Dataset.

start

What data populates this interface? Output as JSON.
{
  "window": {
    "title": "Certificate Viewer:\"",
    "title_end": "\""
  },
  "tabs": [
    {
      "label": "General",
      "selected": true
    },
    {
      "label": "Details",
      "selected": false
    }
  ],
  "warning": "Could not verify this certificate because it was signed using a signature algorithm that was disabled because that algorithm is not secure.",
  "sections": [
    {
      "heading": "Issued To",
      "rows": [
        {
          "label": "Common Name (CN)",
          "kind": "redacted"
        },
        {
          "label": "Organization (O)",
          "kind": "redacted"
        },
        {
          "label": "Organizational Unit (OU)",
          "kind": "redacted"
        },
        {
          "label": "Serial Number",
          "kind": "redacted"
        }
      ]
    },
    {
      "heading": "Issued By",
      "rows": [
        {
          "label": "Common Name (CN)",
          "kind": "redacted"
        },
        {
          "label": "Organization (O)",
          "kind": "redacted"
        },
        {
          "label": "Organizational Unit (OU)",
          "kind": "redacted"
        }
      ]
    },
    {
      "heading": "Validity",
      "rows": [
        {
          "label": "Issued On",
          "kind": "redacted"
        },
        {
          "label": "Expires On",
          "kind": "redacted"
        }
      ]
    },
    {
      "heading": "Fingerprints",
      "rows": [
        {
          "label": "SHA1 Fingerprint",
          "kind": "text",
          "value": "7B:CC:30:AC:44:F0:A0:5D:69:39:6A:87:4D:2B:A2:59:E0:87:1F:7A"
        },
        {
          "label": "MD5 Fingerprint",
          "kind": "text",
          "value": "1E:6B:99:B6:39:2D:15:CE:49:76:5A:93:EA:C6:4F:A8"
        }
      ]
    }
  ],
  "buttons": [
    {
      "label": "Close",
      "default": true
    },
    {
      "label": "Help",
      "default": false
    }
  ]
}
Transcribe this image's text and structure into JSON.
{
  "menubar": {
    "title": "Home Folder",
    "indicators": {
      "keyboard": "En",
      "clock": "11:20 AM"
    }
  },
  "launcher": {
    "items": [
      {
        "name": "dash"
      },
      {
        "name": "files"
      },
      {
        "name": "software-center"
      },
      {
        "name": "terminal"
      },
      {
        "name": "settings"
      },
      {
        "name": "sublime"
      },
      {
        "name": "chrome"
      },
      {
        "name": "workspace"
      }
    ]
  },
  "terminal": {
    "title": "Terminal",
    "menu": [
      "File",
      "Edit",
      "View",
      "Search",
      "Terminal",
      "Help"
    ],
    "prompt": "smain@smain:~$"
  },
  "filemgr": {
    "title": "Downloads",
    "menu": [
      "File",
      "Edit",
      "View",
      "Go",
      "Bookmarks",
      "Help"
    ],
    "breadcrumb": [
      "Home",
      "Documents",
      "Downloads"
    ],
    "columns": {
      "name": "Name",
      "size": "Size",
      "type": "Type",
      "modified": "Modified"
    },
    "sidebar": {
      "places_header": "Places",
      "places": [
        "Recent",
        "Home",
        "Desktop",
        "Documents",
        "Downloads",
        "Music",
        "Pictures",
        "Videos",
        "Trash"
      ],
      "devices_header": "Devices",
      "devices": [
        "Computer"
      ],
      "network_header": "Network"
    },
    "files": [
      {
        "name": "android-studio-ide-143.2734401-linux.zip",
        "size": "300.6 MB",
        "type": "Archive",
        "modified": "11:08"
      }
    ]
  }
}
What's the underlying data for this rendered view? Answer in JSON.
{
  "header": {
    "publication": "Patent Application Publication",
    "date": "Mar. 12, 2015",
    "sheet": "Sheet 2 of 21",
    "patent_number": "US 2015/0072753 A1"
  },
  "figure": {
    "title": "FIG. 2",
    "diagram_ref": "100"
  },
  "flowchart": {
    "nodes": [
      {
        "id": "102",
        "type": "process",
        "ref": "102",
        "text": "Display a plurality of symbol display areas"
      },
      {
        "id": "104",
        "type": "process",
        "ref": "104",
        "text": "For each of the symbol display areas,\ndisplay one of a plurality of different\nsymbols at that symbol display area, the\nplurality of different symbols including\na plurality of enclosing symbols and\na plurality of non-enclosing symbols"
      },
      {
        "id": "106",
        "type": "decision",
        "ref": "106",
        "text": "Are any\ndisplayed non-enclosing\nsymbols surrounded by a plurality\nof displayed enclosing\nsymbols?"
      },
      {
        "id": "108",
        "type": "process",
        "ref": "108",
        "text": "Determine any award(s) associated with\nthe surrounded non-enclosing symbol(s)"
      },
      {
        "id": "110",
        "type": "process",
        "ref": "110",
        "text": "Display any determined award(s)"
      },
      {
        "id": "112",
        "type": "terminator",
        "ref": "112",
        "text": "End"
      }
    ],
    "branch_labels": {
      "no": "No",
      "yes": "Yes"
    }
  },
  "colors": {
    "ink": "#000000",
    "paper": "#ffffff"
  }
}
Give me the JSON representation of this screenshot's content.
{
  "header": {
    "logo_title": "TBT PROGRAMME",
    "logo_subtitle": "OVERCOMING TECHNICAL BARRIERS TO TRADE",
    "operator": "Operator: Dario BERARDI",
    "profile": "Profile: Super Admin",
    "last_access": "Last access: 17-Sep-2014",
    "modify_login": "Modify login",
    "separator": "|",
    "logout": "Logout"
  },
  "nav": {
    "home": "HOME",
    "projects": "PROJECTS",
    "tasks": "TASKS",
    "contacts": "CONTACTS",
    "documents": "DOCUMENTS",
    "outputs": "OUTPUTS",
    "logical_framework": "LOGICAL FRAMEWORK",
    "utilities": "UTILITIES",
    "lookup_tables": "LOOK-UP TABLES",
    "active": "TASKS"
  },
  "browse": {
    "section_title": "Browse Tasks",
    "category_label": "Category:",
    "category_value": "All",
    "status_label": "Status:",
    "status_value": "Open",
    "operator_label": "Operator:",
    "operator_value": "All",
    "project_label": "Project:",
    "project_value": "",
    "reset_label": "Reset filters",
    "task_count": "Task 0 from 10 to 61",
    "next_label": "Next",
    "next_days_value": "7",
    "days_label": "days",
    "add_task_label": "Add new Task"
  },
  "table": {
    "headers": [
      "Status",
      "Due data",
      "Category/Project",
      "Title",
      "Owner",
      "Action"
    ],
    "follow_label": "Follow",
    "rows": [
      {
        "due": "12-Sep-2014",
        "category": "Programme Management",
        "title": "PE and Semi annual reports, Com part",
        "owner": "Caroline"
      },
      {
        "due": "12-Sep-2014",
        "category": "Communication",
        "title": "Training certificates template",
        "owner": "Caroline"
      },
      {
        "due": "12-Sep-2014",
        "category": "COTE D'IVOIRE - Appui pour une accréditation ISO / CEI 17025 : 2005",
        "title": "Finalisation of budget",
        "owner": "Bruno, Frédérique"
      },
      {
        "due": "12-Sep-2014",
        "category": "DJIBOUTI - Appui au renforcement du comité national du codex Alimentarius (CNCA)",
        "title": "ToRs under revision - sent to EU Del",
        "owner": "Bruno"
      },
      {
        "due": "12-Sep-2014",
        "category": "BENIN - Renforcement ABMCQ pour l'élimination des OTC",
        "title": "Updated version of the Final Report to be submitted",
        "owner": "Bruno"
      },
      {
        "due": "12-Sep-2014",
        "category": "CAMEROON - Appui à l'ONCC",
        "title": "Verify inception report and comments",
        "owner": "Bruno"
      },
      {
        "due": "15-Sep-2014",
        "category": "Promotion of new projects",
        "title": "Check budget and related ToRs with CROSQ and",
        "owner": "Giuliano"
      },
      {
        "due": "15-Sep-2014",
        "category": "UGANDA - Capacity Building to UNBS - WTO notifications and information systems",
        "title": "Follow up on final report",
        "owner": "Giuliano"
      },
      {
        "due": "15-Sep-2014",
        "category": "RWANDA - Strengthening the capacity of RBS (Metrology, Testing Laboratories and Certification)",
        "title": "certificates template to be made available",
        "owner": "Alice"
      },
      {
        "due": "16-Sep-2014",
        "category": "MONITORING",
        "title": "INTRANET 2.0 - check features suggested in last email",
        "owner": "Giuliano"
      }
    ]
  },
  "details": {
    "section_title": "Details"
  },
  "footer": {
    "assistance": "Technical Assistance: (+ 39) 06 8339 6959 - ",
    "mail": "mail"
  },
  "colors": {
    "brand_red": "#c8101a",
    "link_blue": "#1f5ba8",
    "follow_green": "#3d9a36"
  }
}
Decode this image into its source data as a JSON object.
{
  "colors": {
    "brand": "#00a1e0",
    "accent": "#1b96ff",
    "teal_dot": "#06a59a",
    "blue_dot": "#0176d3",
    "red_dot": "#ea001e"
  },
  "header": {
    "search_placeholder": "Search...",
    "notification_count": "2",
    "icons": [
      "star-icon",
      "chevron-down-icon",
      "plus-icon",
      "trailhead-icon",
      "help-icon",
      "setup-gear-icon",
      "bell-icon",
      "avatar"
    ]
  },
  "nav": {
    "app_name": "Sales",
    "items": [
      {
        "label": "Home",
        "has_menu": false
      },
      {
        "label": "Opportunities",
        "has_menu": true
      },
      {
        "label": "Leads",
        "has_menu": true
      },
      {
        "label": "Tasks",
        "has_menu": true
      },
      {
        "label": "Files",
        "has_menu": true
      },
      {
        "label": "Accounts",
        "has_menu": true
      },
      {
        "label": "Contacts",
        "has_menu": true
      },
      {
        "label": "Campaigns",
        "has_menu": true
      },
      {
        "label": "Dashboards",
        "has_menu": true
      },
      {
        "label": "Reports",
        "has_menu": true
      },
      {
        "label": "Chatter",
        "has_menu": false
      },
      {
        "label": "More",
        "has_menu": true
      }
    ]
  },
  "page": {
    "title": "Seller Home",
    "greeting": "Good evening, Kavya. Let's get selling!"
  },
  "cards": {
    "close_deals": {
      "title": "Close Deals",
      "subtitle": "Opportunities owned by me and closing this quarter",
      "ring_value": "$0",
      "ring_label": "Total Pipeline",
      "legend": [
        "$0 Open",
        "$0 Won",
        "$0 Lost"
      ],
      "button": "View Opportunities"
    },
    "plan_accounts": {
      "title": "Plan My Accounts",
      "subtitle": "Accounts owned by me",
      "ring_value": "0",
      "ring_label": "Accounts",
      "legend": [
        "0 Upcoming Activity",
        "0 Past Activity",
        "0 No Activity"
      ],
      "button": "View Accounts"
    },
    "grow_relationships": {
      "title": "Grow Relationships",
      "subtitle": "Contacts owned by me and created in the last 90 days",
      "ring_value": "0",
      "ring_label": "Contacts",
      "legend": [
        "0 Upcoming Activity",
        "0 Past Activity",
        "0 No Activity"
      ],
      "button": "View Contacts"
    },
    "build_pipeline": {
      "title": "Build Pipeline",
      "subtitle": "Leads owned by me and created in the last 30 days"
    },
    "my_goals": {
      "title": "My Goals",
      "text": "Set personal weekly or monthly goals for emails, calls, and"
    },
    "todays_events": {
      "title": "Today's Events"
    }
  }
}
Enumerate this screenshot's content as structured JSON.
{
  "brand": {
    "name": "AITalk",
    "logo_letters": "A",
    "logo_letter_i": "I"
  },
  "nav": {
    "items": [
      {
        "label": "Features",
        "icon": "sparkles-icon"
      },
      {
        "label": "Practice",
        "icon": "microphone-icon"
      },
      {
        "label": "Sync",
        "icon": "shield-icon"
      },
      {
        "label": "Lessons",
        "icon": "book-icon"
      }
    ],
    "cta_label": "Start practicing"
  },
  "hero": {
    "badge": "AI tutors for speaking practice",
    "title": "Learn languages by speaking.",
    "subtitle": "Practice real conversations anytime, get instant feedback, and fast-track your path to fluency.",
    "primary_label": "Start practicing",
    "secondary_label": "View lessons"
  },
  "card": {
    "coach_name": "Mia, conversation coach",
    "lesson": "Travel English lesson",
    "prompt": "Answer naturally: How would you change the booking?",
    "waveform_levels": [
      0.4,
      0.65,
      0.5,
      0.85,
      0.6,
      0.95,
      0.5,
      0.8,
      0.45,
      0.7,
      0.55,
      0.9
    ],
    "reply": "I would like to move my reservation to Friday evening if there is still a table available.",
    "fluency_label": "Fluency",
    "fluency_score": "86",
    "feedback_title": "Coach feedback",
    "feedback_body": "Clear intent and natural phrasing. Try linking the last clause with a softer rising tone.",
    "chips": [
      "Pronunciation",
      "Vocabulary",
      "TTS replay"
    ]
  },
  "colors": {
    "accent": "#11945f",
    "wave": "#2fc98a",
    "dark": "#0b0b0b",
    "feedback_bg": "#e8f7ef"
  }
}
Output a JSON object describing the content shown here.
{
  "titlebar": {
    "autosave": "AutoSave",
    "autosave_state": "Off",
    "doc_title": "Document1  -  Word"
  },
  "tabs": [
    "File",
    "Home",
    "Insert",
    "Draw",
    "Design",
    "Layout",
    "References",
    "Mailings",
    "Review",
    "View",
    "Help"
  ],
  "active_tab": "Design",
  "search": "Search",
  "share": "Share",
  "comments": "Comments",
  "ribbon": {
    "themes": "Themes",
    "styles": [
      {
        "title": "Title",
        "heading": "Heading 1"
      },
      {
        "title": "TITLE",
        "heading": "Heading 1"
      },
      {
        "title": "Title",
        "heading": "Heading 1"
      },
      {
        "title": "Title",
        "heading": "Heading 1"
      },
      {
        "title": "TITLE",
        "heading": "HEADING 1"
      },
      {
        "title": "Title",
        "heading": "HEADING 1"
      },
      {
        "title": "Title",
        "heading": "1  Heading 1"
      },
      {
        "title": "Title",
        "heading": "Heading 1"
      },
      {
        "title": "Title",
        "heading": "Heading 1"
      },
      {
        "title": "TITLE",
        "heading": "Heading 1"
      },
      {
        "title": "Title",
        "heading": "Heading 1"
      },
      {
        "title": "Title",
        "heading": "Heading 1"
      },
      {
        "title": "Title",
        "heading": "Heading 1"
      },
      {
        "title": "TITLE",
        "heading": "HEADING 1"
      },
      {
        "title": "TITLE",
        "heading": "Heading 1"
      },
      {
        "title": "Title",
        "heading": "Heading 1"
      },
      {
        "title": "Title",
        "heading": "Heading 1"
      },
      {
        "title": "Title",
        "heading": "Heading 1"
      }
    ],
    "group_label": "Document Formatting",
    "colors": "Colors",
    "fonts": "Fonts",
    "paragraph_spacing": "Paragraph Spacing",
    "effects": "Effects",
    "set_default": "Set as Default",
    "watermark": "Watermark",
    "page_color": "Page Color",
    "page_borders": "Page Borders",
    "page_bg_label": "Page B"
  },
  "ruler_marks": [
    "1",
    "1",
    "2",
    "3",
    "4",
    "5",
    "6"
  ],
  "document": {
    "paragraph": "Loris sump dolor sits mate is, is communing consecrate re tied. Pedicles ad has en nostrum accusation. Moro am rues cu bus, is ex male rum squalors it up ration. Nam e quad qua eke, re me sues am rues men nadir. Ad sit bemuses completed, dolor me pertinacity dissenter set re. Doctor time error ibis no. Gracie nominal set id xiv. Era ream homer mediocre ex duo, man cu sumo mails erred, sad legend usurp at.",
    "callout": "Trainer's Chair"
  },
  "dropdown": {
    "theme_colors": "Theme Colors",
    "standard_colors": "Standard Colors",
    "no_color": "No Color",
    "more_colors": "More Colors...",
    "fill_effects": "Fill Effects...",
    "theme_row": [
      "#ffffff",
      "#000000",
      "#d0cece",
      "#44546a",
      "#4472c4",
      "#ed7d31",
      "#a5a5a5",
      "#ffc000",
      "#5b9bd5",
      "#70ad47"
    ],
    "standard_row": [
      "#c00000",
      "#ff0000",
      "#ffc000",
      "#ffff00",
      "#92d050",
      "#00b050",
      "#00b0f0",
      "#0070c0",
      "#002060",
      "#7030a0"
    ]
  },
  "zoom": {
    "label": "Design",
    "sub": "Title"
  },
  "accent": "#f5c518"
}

end

What to work on. Where a line in the entries holds the word "speaking", copy that line.

Result.
    "badge": "AI tutors for speaking practice",
    "title": "Learn languages by speaking.",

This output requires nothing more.